EXTRACTED INFORMATION
· · · · · · ·

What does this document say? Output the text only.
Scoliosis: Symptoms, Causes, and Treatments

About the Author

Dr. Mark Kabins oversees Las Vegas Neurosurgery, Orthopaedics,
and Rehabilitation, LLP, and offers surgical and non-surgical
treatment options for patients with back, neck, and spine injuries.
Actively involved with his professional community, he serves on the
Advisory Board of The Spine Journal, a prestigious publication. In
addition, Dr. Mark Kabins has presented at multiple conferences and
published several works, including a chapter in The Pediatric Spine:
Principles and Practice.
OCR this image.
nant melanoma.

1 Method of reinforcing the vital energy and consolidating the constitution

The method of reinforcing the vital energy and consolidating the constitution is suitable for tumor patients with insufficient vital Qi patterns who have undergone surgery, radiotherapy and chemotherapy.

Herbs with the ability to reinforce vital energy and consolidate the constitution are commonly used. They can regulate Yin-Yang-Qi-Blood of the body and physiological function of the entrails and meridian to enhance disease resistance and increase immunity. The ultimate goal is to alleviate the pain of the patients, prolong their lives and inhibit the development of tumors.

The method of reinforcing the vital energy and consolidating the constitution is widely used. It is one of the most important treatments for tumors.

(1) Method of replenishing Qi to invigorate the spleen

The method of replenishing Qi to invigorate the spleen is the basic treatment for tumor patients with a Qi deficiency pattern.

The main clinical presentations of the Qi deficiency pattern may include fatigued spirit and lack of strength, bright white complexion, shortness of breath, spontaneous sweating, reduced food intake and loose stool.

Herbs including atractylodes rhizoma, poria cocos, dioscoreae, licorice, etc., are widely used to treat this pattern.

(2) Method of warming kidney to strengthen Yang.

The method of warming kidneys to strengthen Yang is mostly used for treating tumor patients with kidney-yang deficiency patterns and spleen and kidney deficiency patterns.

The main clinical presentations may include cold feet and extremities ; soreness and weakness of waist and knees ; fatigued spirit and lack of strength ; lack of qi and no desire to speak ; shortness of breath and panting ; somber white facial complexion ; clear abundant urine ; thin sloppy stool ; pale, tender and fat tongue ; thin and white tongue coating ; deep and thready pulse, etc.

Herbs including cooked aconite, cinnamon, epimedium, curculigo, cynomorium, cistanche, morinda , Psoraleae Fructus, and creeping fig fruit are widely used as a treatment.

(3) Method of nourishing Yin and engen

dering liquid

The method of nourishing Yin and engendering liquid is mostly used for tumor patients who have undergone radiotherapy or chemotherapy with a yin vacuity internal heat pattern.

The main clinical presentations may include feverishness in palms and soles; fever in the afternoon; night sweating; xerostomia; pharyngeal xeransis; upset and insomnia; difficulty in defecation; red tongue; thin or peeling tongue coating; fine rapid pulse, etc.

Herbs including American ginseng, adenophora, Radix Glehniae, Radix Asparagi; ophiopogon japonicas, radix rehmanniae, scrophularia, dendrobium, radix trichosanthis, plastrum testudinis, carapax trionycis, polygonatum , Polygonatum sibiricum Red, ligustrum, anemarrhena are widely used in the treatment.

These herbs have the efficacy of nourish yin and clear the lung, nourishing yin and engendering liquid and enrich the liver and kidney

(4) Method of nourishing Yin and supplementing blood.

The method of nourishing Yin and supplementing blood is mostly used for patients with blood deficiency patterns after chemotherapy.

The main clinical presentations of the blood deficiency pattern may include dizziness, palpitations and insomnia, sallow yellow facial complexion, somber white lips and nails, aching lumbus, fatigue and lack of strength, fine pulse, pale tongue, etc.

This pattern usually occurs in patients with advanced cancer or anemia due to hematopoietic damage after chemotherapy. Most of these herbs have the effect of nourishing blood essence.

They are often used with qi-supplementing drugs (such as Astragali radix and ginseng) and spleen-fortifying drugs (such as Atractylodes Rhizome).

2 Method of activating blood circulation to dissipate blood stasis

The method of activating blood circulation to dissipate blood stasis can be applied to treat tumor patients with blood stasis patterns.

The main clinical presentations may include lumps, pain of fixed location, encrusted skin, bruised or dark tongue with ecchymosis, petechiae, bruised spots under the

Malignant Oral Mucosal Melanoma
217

· · · · · · ·

TASK BRIEF
In the material, find each line with the word "consolidating" and list it.

ANSWER FOR THE TASK
1 Method of reinforcing the vital energy and consolidating the constitution
The method of reinforcing the vital energy and consolidating the constitution is suitable for tumor patients with insufficient vital Qi patterns who have undergone surgery, radiotherapy and chemotherapy.
The method of reinforcing the vital energy and consolidating the constitution is widely used. It is one of the most important treatments for tumors.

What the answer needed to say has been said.